╭─ 所示文本
我对狗不算陌生。初中时候,邻居家养了只黑狗,主人不太管,我们家对它不错,有时喂它点饭啊骨头什么的,逗它玩玩,这只狗慢慢就老往我家跑,后来连晚上也经常睡在我家客厅里。

我上高中离家住校,第一个假期回家,还距离家一两里路,忽然看见黑狗飞奔过来,差点把我扑倒,然后疯狂地围着我跳,热情得我有点消受不了。那个假期我有时上街,才走一二十米,它不知从什么地方跑出来,跟着我前前后后地撒欢,我费好大的劲才把它赶回去。弄得我外出也像做贼一样,先探头探脑看看它的踪影,它没在我赶紧溜。

这只狗后来因为什么,反正不是咬人,被打成重伤,很快死了。我记得当时郁闷中写了篇作文,写到冬天我和它围着火炉。我看书,有时摸摸它,它就看看我。三十多年前的事记不太清了,但还依稀记得它看我的眼神,混杂着谦卑和感激。
╰─
## 给定问题 1
说出记录中含有字符串“span”的行数,只给数字。
╭─ 摘录数据
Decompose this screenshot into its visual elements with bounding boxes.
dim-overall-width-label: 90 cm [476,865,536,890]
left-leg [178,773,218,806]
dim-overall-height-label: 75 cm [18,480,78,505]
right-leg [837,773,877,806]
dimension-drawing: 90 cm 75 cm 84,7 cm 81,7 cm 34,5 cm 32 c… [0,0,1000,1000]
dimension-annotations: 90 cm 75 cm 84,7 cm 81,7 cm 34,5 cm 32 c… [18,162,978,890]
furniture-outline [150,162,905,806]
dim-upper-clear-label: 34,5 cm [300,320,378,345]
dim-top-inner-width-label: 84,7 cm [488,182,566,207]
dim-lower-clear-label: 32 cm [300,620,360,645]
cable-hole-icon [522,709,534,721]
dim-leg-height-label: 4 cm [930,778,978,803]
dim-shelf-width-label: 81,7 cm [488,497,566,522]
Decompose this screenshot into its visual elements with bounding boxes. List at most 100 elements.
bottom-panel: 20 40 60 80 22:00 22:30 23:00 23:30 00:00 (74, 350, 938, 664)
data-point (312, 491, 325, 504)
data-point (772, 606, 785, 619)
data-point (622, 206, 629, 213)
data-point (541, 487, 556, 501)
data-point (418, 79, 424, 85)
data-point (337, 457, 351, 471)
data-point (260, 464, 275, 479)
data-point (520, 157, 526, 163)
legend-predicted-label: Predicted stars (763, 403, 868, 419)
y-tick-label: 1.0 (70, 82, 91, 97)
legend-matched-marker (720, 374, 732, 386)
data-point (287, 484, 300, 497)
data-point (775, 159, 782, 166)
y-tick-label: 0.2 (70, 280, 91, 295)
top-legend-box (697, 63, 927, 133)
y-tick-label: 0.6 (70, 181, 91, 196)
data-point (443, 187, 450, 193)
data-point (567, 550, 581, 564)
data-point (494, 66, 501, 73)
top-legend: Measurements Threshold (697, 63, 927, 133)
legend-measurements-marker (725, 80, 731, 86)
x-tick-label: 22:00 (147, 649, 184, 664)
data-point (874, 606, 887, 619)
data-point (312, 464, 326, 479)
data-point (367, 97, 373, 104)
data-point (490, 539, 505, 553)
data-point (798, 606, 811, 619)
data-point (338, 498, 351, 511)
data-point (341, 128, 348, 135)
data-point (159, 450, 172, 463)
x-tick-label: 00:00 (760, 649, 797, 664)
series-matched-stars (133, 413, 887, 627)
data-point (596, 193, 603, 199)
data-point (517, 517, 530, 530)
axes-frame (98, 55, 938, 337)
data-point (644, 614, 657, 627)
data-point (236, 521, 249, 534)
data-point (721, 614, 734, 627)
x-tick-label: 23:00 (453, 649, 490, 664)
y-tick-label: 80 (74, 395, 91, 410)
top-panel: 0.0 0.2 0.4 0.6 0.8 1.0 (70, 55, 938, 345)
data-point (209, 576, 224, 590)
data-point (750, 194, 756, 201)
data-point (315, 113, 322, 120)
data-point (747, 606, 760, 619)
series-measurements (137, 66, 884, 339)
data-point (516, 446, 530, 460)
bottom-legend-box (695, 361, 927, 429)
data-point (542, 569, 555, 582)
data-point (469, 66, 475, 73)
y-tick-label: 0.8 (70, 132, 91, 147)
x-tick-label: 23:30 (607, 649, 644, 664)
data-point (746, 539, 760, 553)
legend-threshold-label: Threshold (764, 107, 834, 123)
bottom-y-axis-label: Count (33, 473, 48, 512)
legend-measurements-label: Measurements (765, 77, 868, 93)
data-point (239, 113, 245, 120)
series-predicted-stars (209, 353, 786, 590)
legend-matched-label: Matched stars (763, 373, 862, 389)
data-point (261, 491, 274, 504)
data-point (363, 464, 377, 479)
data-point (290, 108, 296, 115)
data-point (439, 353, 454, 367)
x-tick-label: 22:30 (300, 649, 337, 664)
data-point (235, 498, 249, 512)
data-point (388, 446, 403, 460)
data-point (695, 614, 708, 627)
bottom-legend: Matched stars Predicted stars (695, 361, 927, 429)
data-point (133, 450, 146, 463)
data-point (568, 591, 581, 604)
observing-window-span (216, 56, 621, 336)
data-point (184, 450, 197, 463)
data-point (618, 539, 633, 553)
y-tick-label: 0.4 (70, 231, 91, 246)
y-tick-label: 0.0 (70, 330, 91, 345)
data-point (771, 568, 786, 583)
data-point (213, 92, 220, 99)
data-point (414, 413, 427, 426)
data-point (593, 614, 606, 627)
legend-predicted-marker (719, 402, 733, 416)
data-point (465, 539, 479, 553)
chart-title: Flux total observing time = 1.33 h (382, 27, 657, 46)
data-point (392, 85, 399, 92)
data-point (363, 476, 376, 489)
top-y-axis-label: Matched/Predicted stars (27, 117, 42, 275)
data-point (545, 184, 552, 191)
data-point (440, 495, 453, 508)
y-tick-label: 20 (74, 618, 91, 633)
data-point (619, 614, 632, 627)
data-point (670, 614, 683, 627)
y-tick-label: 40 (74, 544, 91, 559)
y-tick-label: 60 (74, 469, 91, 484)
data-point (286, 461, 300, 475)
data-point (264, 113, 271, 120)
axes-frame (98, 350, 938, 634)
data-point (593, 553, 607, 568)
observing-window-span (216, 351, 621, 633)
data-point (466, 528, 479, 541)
╰─
## 给定问题 2
在写黑狗的这篇文本里,作者上高中后第一个假期回家时,离家还有多远就看见黑狗飞奔过来?

## 问题解答 1
2

## 问题解答 2
还距离家一两里路。